Exercise prompt = Find every line with the word "Volume". Copy those lines.

################

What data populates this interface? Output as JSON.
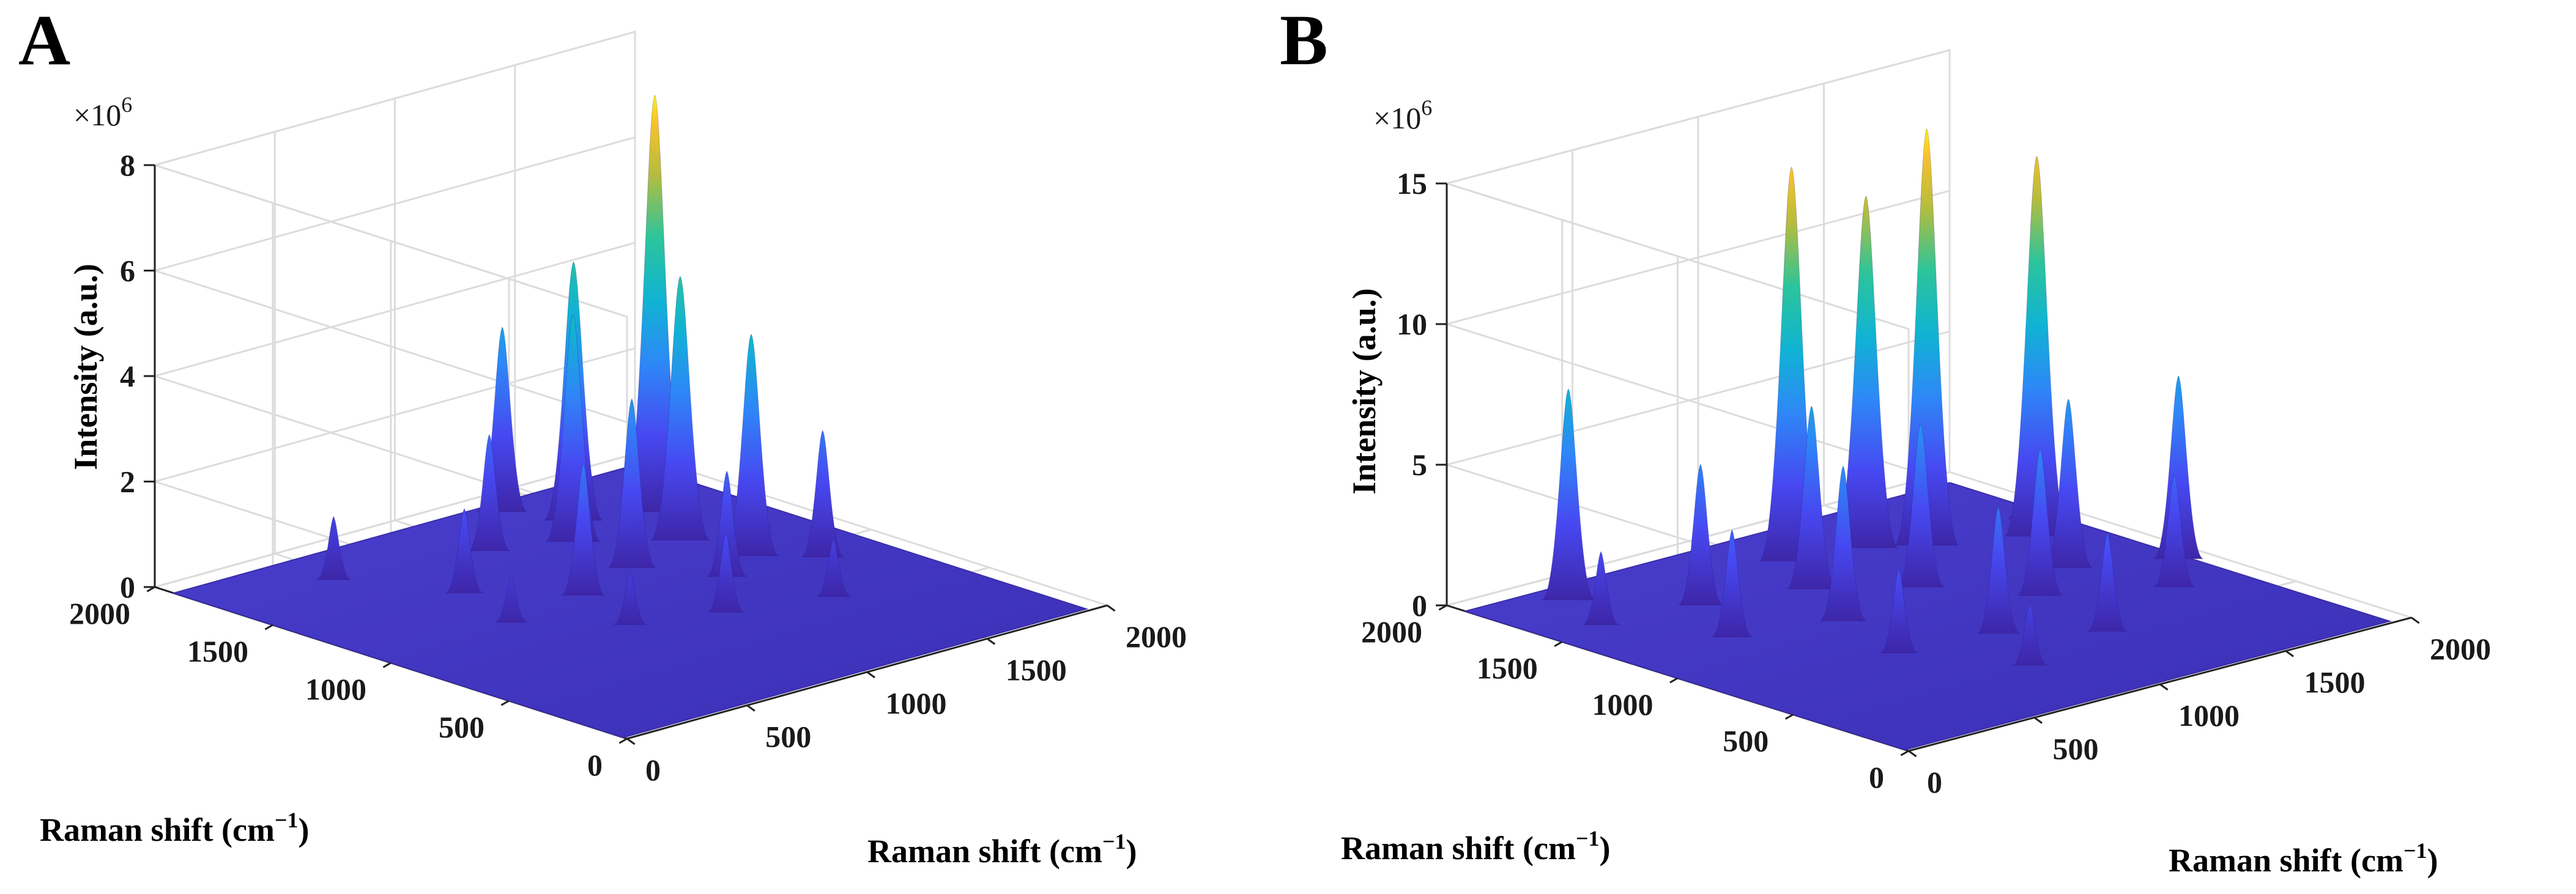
{
  "chart_data": [
    {
      "type": "surface",
      "panel_label": "A",
      "multiplier": {
        "base": "×10",
        "exp": "6"
      },
      "x_ticks": [
        "0",
        "500",
        "1000",
        "1500",
        "2000"
      ],
      "y_ticks": [
        "0",
        "500",
        "1000",
        "1500",
        "2000"
      ],
      "z_ticks": [
        "0",
        "2",
        "4",
        "6",
        "8"
      ],
      "xlim": [
        0,
        2000
      ],
      "ylim": [
        0,
        2000
      ],
      "zlim": [
        0,
        8
      ],
      "xlabel": "Raman shift (cm",
      "ylabel": "Raman shift (cm",
      "label_exp": "−1",
      "label_close": ")",
      "zlabel": "Intensity (a.u.)",
      "colormap": "parula",
      "peaks": [
        {
          "x": 1640,
          "y": 1550,
          "z": 7.9
        },
        {
          "x": 1500,
          "y": 1300,
          "z": 5.0
        },
        {
          "x": 1400,
          "y": 1650,
          "z": 4.9
        },
        {
          "x": 1250,
          "y": 1500,
          "z": 4.3
        },
        {
          "x": 1550,
          "y": 1050,
          "z": 4.2
        },
        {
          "x": 1300,
          "y": 1850,
          "z": 3.5
        },
        {
          "x": 1200,
          "y": 1200,
          "z": 3.2
        },
        {
          "x": 900,
          "y": 1100,
          "z": 2.5
        },
        {
          "x": 1700,
          "y": 900,
          "z": 2.4
        },
        {
          "x": 1000,
          "y": 1600,
          "z": 2.2
        },
        {
          "x": 1350,
          "y": 950,
          "z": 2.0
        },
        {
          "x": 650,
          "y": 1350,
          "z": 1.6
        },
        {
          "x": 1100,
          "y": 700,
          "z": 1.5
        },
        {
          "x": 1750,
          "y": 1250,
          "z": 1.8
        },
        {
          "x": 450,
          "y": 1700,
          "z": 1.2
        },
        {
          "x": 800,
          "y": 800,
          "z": 1.0
        },
        {
          "x": 1450,
          "y": 600,
          "z": 1.1
        },
        {
          "x": 550,
          "y": 1050,
          "z": 0.9
        }
      ]
    },
    {
      "type": "surface",
      "panel_label": "B",
      "multiplier": {
        "base": "×10",
        "exp": "6"
      },
      "x_ticks": [
        "0",
        "500",
        "1000",
        "1500",
        "2000"
      ],
      "y_ticks": [
        "0",
        "500",
        "1000",
        "1500",
        "2000"
      ],
      "z_ticks": [
        "0",
        "5",
        "10",
        "15"
      ],
      "xlim": [
        0,
        2000
      ],
      "ylim": [
        0,
        2000
      ],
      "zlim": [
        0,
        15
      ],
      "xlabel": "Raman shift (cm",
      "ylabel": "Raman shift (cm",
      "label_exp": "−1",
      "label_close": ")",
      "zlabel": "Intensity (a.u.)",
      "colormap": "parula",
      "peaks": [
        {
          "x": 1450,
          "y": 1500,
          "z": 14.8
        },
        {
          "x": 1050,
          "y": 1650,
          "z": 14.0
        },
        {
          "x": 1750,
          "y": 1350,
          "z": 13.5
        },
        {
          "x": 1300,
          "y": 1600,
          "z": 12.5
        },
        {
          "x": 300,
          "y": 1800,
          "z": 7.5
        },
        {
          "x": 1900,
          "y": 900,
          "z": 6.5
        },
        {
          "x": 900,
          "y": 1400,
          "z": 6.5
        },
        {
          "x": 1600,
          "y": 1050,
          "z": 6.0
        },
        {
          "x": 1150,
          "y": 1200,
          "z": 5.8
        },
        {
          "x": 750,
          "y": 1100,
          "z": 5.5
        },
        {
          "x": 1350,
          "y": 900,
          "z": 5.2
        },
        {
          "x": 550,
          "y": 1500,
          "z": 5.0
        },
        {
          "x": 1000,
          "y": 700,
          "z": 4.5
        },
        {
          "x": 1700,
          "y": 700,
          "z": 4.0
        },
        {
          "x": 400,
          "y": 1200,
          "z": 3.8
        },
        {
          "x": 1250,
          "y": 500,
          "z": 3.5
        },
        {
          "x": 650,
          "y": 750,
          "z": 3.0
        },
        {
          "x": 1850,
          "y": 1500,
          "z": 3.2
        },
        {
          "x": 200,
          "y": 1550,
          "z": 2.6
        },
        {
          "x": 850,
          "y": 400,
          "z": 2.2
        }
      ]
    }
  ]
}
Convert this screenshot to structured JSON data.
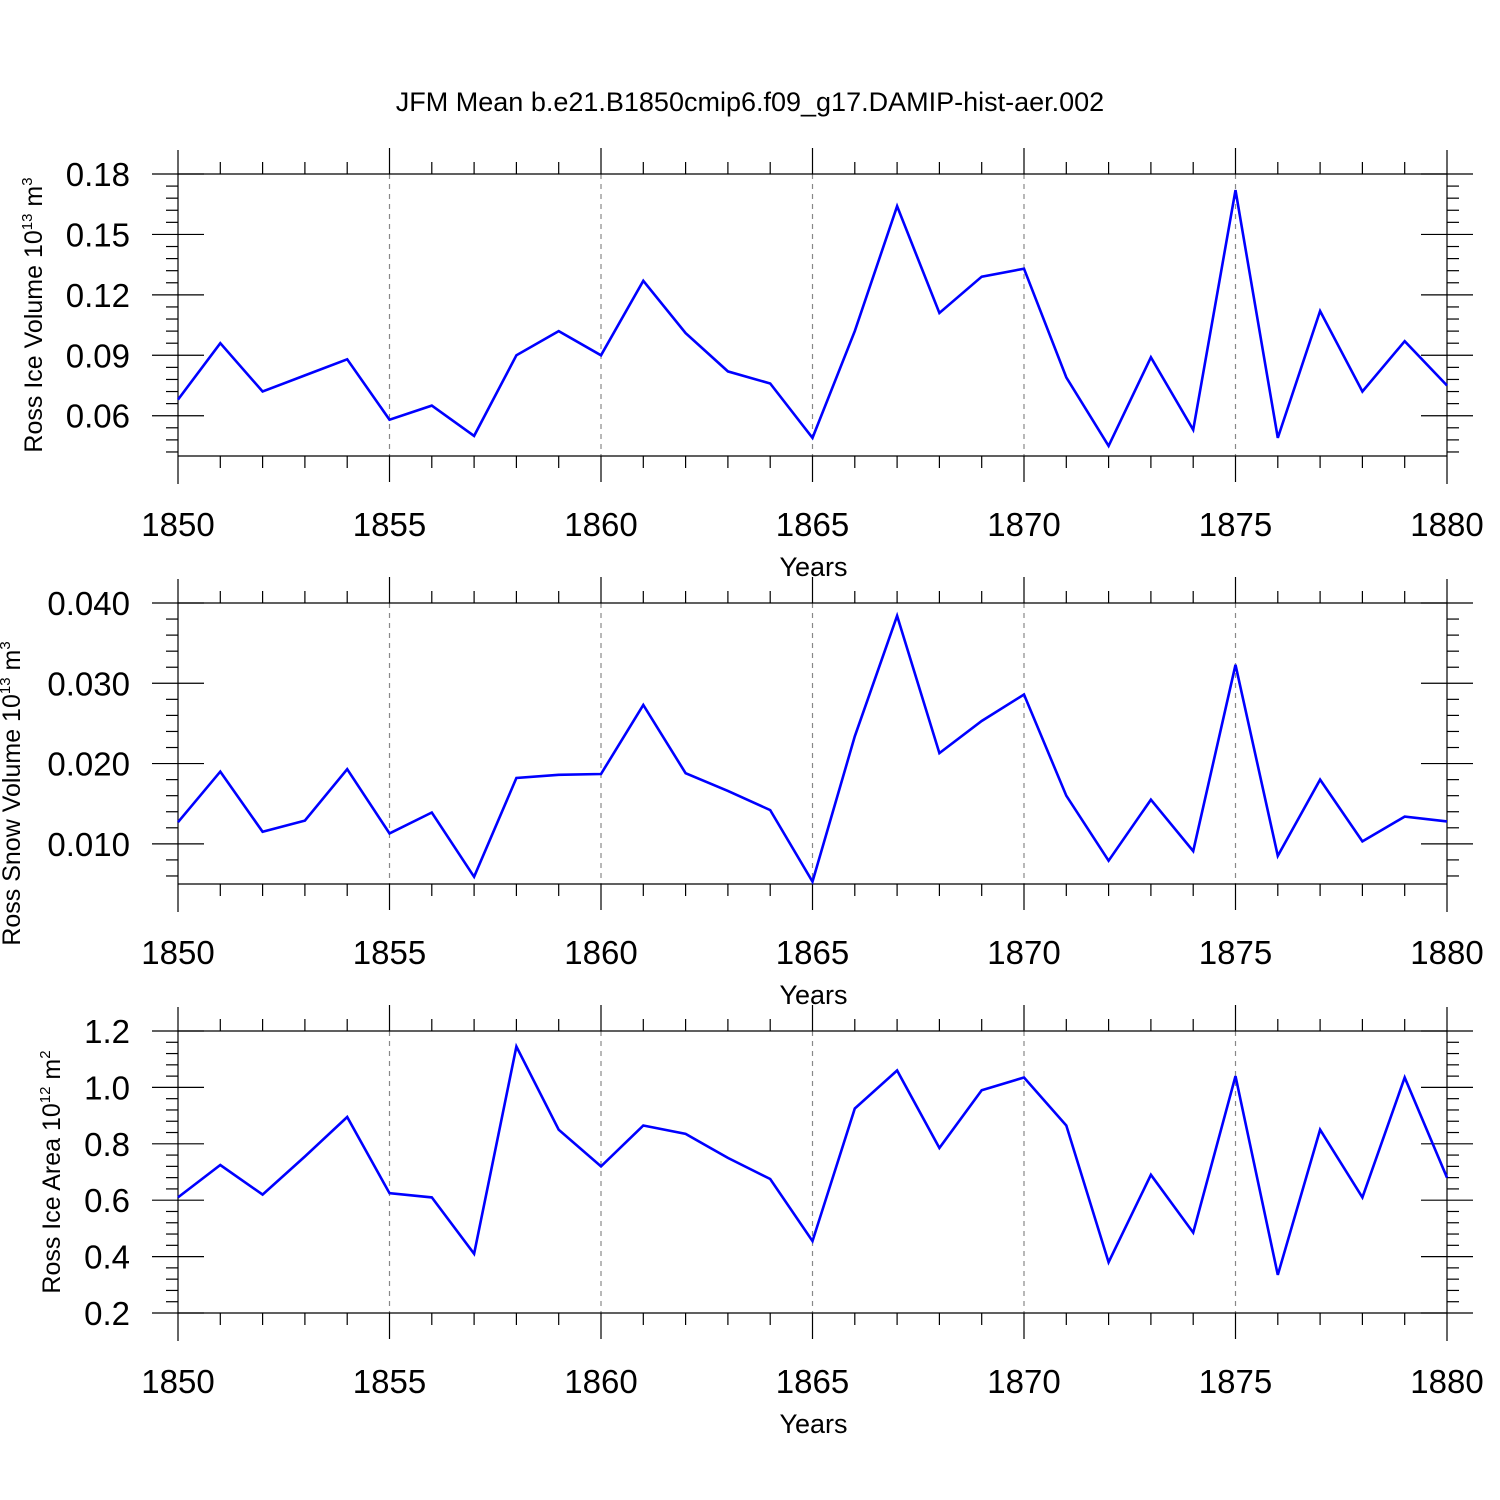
{
  "title": "JFM Mean b.e21.B1850cmip6.f09_g17.DAMIP-hist-aer.002",
  "colors": {
    "series": "#0000ff",
    "axis": "#000000",
    "grid": "#888888"
  },
  "chart_data": [
    {
      "type": "line",
      "ylabel": "Ross Ice Volume 10",
      "ylabel_exp": "13",
      "ylabel_unit": " m",
      "ylabel_unit_exp": "3",
      "xlabel": "Years",
      "xlim": [
        1850,
        1880
      ],
      "ylim": [
        0.04,
        0.18
      ],
      "yticks": [
        0.06,
        0.09,
        0.12,
        0.15,
        0.18
      ],
      "ytick_labels": [
        "0.06",
        "0.09",
        "0.12",
        "0.15",
        "0.18"
      ],
      "xticks": [
        1850,
        1855,
        1860,
        1865,
        1870,
        1875,
        1880
      ],
      "xtick_labels": [
        "1850",
        "1855",
        "1860",
        "1865",
        "1870",
        "1875",
        "1880"
      ],
      "x": [
        1850,
        1851,
        1852,
        1853,
        1854,
        1855,
        1856,
        1857,
        1858,
        1859,
        1860,
        1861,
        1862,
        1863,
        1864,
        1865,
        1866,
        1867,
        1868,
        1869,
        1870,
        1871,
        1872,
        1873,
        1874,
        1875,
        1876,
        1877,
        1878,
        1879,
        1880
      ],
      "values": [
        0.068,
        0.096,
        0.072,
        0.08,
        0.088,
        0.058,
        0.065,
        0.05,
        0.09,
        0.102,
        0.09,
        0.127,
        0.101,
        0.082,
        0.076,
        0.049,
        0.102,
        0.164,
        0.111,
        0.129,
        0.133,
        0.079,
        0.045,
        0.089,
        0.053,
        0.172,
        0.049,
        0.112,
        0.072,
        0.097,
        0.075
      ]
    },
    {
      "type": "line",
      "ylabel": "Ross Snow Volume 10",
      "ylabel_exp": "13",
      "ylabel_unit": " m",
      "ylabel_unit_exp": "3",
      "xlabel": "Years",
      "xlim": [
        1850,
        1880
      ],
      "ylim": [
        0.005,
        0.04
      ],
      "yticks": [
        0.01,
        0.02,
        0.03,
        0.04
      ],
      "ytick_labels": [
        "0.010",
        "0.020",
        "0.030",
        "0.040"
      ],
      "xticks": [
        1850,
        1855,
        1860,
        1865,
        1870,
        1875,
        1880
      ],
      "xtick_labels": [
        "1850",
        "1855",
        "1860",
        "1865",
        "1870",
        "1875",
        "1880"
      ],
      "x": [
        1850,
        1851,
        1852,
        1853,
        1854,
        1855,
        1856,
        1857,
        1858,
        1859,
        1860,
        1861,
        1862,
        1863,
        1864,
        1865,
        1866,
        1867,
        1868,
        1869,
        1870,
        1871,
        1872,
        1873,
        1874,
        1875,
        1876,
        1877,
        1878,
        1879,
        1880
      ],
      "values": [
        0.0127,
        0.019,
        0.0115,
        0.0129,
        0.0193,
        0.0113,
        0.0139,
        0.0059,
        0.0182,
        0.0186,
        0.0187,
        0.0273,
        0.0188,
        0.0166,
        0.0142,
        0.0053,
        0.0234,
        0.0384,
        0.0213,
        0.0253,
        0.0286,
        0.016,
        0.0079,
        0.0155,
        0.0091,
        0.0323,
        0.0085,
        0.018,
        0.0103,
        0.0134,
        0.0128
      ]
    },
    {
      "type": "line",
      "ylabel": "Ross Ice Area 10",
      "ylabel_exp": "12",
      "ylabel_unit": " m",
      "ylabel_unit_exp": "2",
      "xlabel": "Years",
      "xlim": [
        1850,
        1880
      ],
      "ylim": [
        0.2,
        1.2
      ],
      "yticks": [
        0.2,
        0.4,
        0.6,
        0.8,
        1.0,
        1.2
      ],
      "ytick_labels": [
        "0.2",
        "0.4",
        "0.6",
        "0.8",
        "1.0",
        "1.2"
      ],
      "xticks": [
        1850,
        1855,
        1860,
        1865,
        1870,
        1875,
        1880
      ],
      "xtick_labels": [
        "1850",
        "1855",
        "1860",
        "1865",
        "1870",
        "1875",
        "1880"
      ],
      "x": [
        1850,
        1851,
        1852,
        1853,
        1854,
        1855,
        1856,
        1857,
        1858,
        1859,
        1860,
        1861,
        1862,
        1863,
        1864,
        1865,
        1866,
        1867,
        1868,
        1869,
        1870,
        1871,
        1872,
        1873,
        1874,
        1875,
        1876,
        1877,
        1878,
        1879,
        1880
      ],
      "values": [
        0.61,
        0.725,
        0.62,
        0.755,
        0.895,
        0.625,
        0.61,
        0.41,
        1.145,
        0.85,
        0.72,
        0.865,
        0.835,
        0.75,
        0.675,
        0.455,
        0.925,
        1.06,
        0.785,
        0.99,
        1.035,
        0.865,
        0.38,
        0.69,
        0.485,
        1.04,
        0.335,
        0.85,
        0.61,
        1.035,
        0.68
      ]
    }
  ]
}
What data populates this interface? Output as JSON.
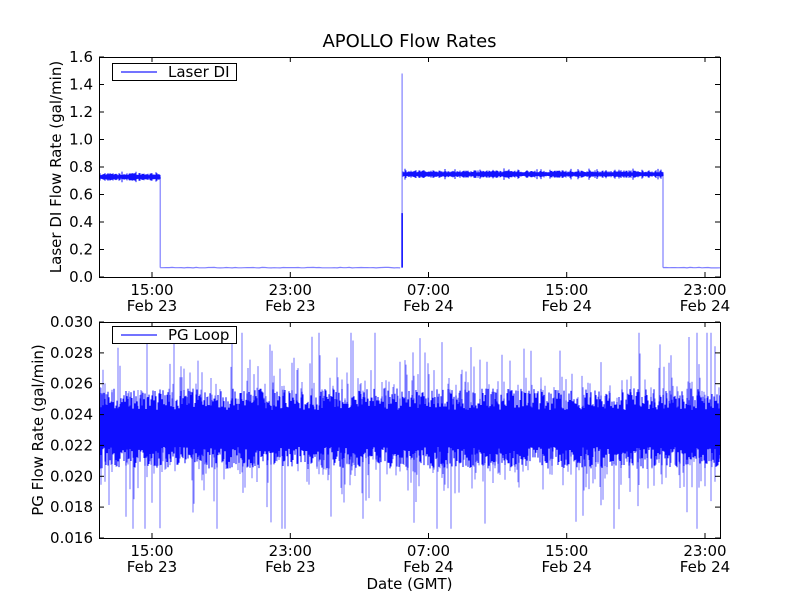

################

Solution to the exercise =
      "ylabel": "Ross Ice Volume 10",
      "ylabel": "Ross Snow Volume 10",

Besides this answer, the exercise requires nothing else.